> [What this task involves] Restate the entries word for word, omitting nothing.

========

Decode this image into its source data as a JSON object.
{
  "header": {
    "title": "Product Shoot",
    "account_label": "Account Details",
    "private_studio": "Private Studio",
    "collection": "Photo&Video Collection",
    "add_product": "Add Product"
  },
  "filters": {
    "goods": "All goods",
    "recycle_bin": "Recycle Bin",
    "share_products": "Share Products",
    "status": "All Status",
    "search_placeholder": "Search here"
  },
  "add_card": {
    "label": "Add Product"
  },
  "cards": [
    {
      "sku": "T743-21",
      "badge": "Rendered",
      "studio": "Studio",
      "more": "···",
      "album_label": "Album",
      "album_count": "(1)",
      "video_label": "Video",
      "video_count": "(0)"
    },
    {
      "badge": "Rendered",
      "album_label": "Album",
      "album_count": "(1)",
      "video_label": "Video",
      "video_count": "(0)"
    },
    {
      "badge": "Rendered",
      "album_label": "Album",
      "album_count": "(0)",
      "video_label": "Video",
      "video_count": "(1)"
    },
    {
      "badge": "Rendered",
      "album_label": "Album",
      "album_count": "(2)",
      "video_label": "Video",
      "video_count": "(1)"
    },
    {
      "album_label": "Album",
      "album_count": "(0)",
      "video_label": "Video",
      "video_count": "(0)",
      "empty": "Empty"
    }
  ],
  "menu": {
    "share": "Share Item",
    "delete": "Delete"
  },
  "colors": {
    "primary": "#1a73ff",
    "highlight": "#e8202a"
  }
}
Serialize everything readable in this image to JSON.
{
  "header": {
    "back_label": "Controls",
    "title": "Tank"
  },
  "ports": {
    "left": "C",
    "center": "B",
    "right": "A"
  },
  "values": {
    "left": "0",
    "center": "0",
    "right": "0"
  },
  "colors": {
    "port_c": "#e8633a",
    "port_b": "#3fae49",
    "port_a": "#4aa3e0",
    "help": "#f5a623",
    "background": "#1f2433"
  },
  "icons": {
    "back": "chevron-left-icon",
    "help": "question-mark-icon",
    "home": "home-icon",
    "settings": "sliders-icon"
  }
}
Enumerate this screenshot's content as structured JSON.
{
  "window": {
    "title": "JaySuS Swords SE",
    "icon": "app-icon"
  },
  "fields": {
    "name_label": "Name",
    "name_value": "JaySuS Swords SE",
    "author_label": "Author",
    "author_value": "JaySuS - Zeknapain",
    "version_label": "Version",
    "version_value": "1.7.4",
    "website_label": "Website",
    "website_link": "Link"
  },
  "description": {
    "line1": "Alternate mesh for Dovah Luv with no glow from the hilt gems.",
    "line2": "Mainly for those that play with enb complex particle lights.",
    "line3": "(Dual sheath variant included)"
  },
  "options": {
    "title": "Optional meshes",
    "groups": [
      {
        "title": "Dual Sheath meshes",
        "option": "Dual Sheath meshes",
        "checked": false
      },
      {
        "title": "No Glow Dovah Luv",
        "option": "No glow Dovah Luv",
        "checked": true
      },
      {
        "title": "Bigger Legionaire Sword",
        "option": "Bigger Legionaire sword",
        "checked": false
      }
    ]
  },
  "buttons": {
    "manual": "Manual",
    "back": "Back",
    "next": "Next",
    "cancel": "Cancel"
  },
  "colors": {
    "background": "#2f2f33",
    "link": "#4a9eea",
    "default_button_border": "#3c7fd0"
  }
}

========

> [Response below]
Decode this image into its source data as a JSON object.
{
  "header": {
    "title": "Product Shoot",
    "account_label": "Account Details",
    "private_studio": "Private Studio",
    "collection": "Photo&Video Collection",
    "add_product": "Add Product"
  },
  "filters": {
    "goods": "All goods",
    "recycle_bin": "Recycle Bin",
    "share_products": "Share Products",
    "status": "All Status",
    "search_placeholder": "Search here"
  },
  "add_card": {
    "label": "Add Product"
  },
  "cards": [
    {
      "sku": "T743-21",
      "badge": "Rendered",
      "studio": "Studio",
      "more": "···",
      "album_label": "Album",
      "album_count": "(1)",
      "video_label": "Video",
      "video_count": "(0)"
    },
    {
      "badge": "Rendered",
      "album_label": "Album",
      "album_count": "(1)",
      "video_label": "Video",
      "video_count": "(0)"
    },
    {
      "badge": "Rendered",
      "album_label": "Album",
      "album_count": "(0)",
      "video_label": "Video",
      "video_count": "(1)"
    },
    {
      "badge": "Rendered",
      "album_label": "Album",
      "album_count": "(2)",
      "video_label": "Video",
      "video_count": "(1)"
    },
    {
      "album_label": "Album",
      "album_count": "(0)",
      "video_label": "Video",
      "video_count": "(0)",
      "empty": "Empty"
    }
  ],
  "menu": {
    "share": "Share Item",
    "delete": "Delete"
  },
  "colors": {
    "primary": "#1a73ff",
    "highlight": "#e8202a"
  }
}
Serialize everything readable in this image to JSON.
{
  "header": {
    "back_label": "Controls",
    "title": "Tank"
  },
  "ports": {
    "left": "C",
    "center": "B",
    "right": "A"
  },
  "values": {
    "left": "0",
    "center": "0",
    "right": "0"
  },
  "colors": {
    "port_c": "#e8633a",
    "port_b": "#3fae49",
    "port_a": "#4aa3e0",
    "help": "#f5a623",
    "background": "#1f2433"
  },
  "icons": {
    "back": "chevron-left-icon",
    "help": "question-mark-icon",
    "home": "home-icon",
    "settings": "sliders-icon"
  }
}
Enumerate this screenshot's content as structured JSON.
{
  "window": {
    "title": "JaySuS Swords SE",
    "icon": "app-icon"
  },
  "fields": {
    "name_label": "Name",
    "name_value": "JaySuS Swords SE",
    "author_label": "Author",
    "author_value": "JaySuS - Zeknapain",
    "version_label": "Version",
    "version_value": "1.7.4",
    "website_label": "Website",
    "website_link": "Link"
  },
  "description": {
    "line1": "Alternate mesh for Dovah Luv with no glow from the hilt gems.",
    "line2": "Mainly for those that play with enb complex particle lights.",
    "line3": "(Dual sheath variant included)"
  },
  "options": {
    "title": "Optional meshes",
    "groups": [
      {
        "title": "Dual Sheath meshes",
        "option": "Dual Sheath meshes",
        "checked": false
      },
      {
        "title": "No Glow Dovah Luv",
        "option": "No glow Dovah Luv",
        "checked": true
      },
      {
        "title": "Bigger Legionaire Sword",
        "option": "Bigger Legionaire sword",
        "checked": false
      }
    ]
  },
  "buttons": {
    "manual": "Manual",
    "back": "Back",
    "next": "Next",
    "cancel": "Cancel"
  },
  "colors": {
    "background": "#2f2f33",
    "link": "#4a9eea",
    "default_button_border": "#3c7fd0"
  }
}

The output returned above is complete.